■ Directions
Scan the data for "Only" and copy the lines it appears in.

Stored records:
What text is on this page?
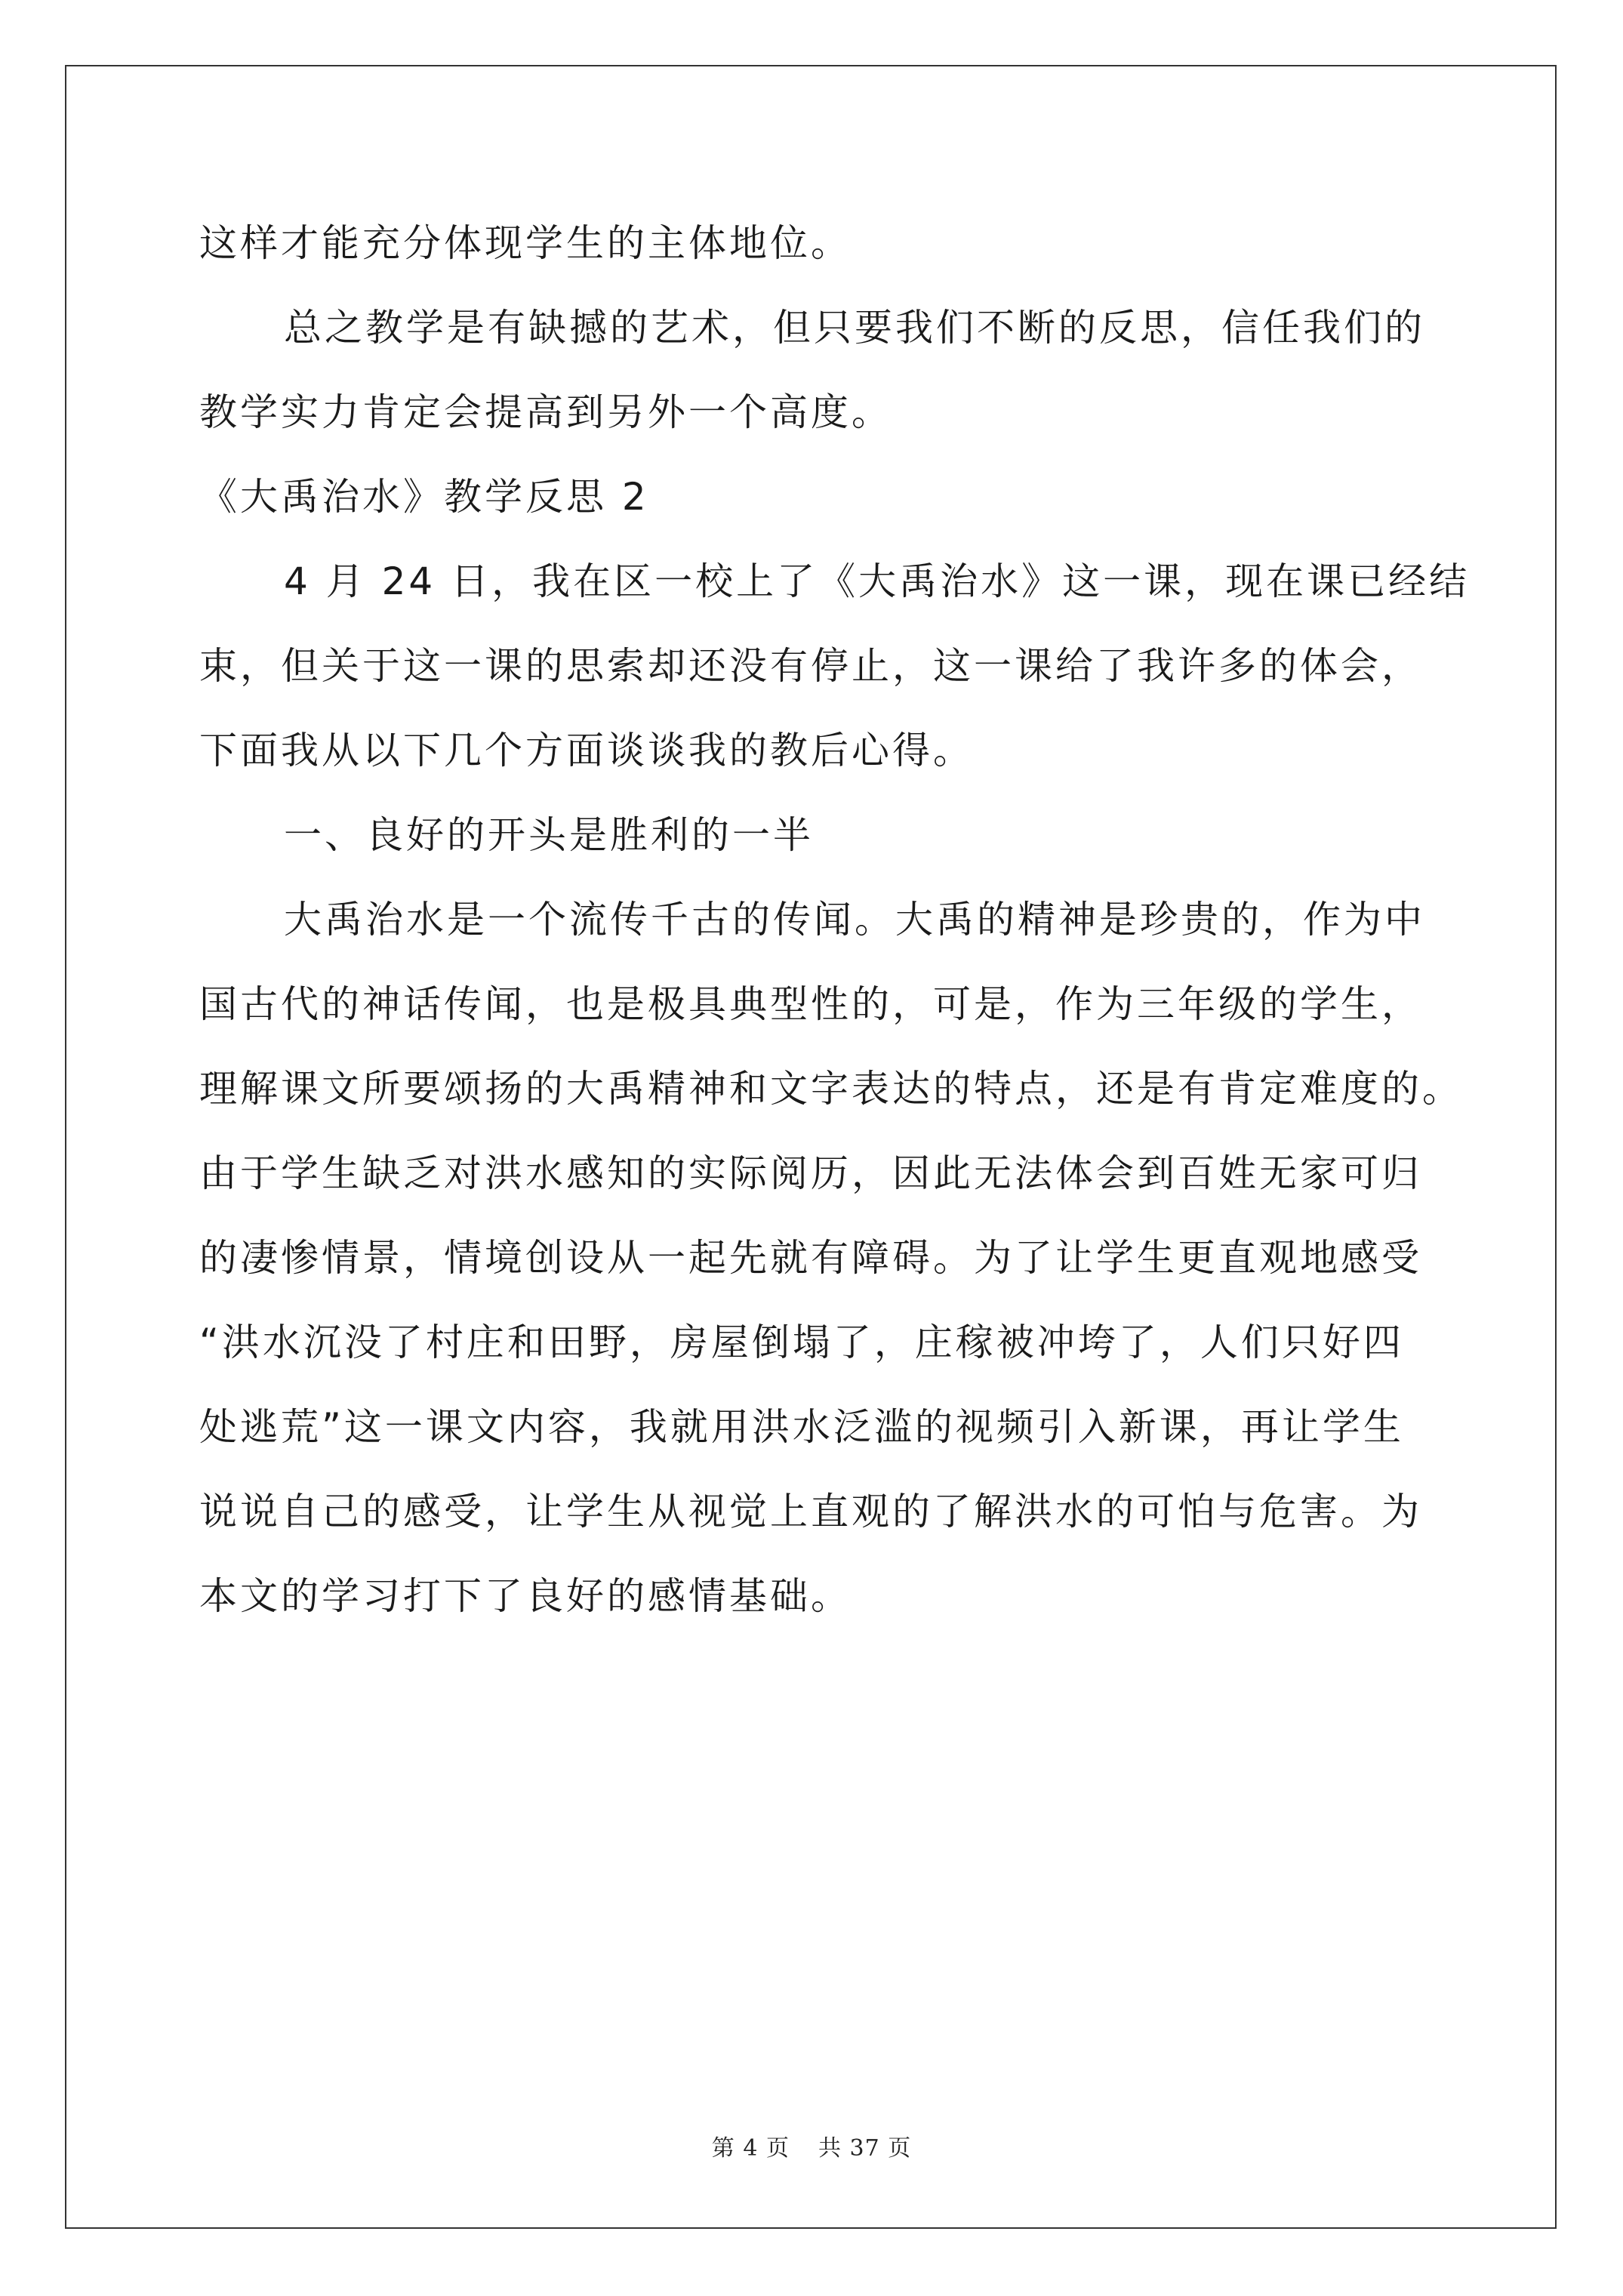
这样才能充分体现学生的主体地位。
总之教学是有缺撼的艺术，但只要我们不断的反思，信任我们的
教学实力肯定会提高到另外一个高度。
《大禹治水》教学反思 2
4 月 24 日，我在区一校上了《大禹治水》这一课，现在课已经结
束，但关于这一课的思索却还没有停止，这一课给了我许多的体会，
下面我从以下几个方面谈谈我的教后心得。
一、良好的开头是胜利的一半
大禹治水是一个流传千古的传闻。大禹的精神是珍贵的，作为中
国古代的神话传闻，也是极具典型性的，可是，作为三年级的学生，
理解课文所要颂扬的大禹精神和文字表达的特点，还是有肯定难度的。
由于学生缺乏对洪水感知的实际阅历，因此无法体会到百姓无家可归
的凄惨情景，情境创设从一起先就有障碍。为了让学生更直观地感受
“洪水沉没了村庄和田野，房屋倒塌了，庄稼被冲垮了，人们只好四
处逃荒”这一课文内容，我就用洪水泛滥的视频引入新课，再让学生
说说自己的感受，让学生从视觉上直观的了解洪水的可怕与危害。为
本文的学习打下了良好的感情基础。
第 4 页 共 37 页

...

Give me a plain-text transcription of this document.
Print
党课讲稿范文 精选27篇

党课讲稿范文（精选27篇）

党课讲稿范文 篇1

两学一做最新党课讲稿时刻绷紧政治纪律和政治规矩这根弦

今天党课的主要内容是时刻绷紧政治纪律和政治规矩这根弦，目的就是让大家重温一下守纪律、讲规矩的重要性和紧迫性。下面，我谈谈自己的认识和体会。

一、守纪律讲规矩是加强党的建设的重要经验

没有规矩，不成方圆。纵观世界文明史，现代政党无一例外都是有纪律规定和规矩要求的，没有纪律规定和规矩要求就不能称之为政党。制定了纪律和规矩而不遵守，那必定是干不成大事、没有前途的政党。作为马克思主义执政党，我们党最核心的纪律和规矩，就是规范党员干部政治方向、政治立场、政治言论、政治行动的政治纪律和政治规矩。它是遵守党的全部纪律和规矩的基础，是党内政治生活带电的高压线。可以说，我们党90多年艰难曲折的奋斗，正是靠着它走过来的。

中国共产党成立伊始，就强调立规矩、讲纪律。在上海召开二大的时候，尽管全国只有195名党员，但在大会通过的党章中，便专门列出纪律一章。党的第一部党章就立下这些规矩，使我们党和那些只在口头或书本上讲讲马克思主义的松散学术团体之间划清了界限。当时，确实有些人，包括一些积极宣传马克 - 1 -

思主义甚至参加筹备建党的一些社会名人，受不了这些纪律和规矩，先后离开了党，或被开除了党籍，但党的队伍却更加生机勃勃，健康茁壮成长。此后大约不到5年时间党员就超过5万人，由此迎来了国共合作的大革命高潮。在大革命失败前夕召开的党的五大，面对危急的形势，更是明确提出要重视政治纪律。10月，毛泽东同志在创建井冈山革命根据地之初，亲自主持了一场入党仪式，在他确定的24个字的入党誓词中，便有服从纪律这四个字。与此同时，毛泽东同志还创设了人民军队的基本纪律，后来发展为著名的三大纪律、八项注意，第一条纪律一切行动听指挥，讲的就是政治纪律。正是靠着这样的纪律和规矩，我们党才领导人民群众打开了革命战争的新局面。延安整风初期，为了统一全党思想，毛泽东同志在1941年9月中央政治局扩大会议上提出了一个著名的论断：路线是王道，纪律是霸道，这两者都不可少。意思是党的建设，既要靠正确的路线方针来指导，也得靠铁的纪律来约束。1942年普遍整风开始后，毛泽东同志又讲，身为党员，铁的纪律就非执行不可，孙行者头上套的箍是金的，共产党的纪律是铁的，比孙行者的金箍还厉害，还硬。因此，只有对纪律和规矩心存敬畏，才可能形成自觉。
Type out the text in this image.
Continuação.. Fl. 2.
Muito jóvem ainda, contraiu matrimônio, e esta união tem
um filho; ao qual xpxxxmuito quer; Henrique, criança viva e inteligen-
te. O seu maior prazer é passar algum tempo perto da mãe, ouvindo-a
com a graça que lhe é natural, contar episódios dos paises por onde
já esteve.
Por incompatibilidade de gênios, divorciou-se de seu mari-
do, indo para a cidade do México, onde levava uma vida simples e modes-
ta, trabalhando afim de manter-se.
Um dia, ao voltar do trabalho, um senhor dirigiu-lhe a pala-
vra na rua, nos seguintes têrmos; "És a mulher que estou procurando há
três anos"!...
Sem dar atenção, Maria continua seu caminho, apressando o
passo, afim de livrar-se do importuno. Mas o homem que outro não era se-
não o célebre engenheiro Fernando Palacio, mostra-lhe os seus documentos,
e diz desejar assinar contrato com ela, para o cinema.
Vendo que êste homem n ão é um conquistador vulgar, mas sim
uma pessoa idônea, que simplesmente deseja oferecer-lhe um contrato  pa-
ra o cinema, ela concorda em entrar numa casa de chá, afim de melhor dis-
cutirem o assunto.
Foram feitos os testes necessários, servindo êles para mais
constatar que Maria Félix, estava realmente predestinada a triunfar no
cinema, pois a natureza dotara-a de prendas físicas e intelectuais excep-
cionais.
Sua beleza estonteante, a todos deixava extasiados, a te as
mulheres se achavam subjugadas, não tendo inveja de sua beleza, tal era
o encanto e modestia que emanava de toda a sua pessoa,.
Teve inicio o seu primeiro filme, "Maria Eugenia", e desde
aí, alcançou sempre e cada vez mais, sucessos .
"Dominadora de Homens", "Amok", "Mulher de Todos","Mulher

---

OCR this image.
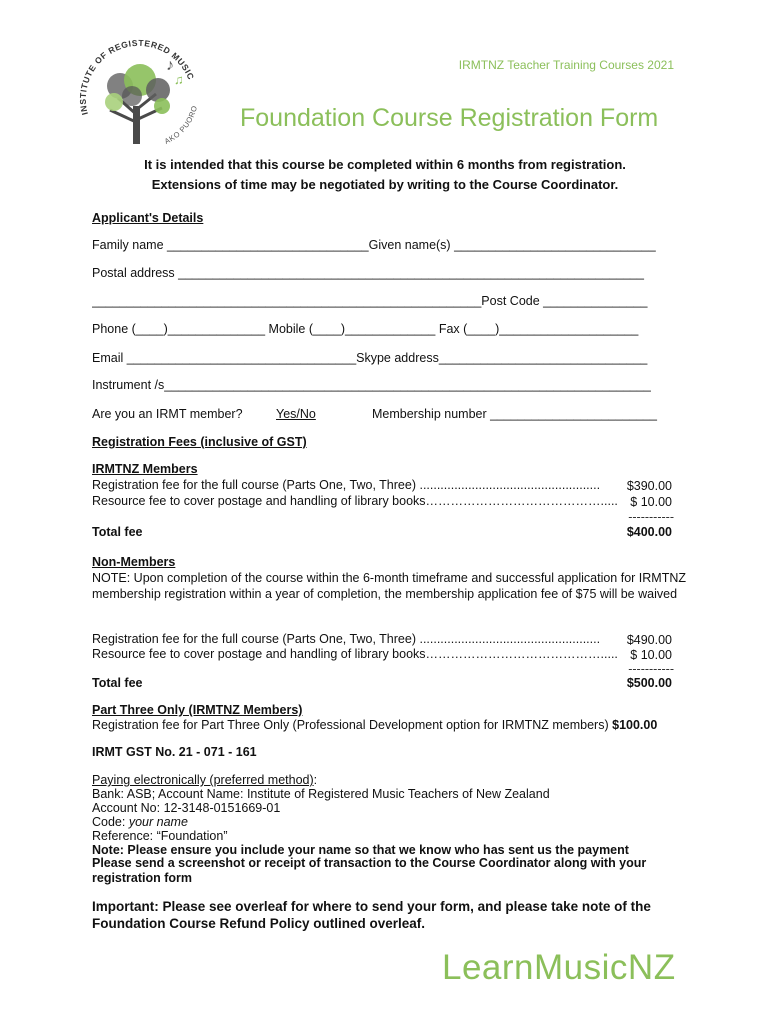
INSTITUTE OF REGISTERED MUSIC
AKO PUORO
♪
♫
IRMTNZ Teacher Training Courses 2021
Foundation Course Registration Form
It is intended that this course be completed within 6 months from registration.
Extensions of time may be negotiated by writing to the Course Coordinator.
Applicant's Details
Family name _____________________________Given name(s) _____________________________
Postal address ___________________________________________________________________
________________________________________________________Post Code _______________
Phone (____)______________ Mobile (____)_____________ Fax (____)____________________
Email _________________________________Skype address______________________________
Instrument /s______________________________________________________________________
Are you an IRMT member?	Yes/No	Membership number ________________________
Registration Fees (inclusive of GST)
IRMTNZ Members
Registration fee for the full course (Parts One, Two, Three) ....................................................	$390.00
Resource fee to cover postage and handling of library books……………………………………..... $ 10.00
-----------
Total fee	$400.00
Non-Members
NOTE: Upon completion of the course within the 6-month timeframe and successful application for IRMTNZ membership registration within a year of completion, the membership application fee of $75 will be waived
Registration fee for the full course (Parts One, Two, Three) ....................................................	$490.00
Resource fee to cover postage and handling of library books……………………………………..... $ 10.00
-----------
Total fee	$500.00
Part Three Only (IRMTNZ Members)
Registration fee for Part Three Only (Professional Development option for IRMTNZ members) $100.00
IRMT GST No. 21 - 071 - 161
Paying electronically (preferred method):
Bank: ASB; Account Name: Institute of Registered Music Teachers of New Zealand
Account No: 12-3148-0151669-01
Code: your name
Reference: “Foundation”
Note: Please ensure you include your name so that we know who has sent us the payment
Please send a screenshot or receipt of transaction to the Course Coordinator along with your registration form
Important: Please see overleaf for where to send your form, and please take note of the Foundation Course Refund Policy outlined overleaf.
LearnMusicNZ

■ Reply to the exercise
Part Three Only (IRMTNZ Members)
Registration fee for Part Three Only (Professional Development option for IRMTNZ members) $100.00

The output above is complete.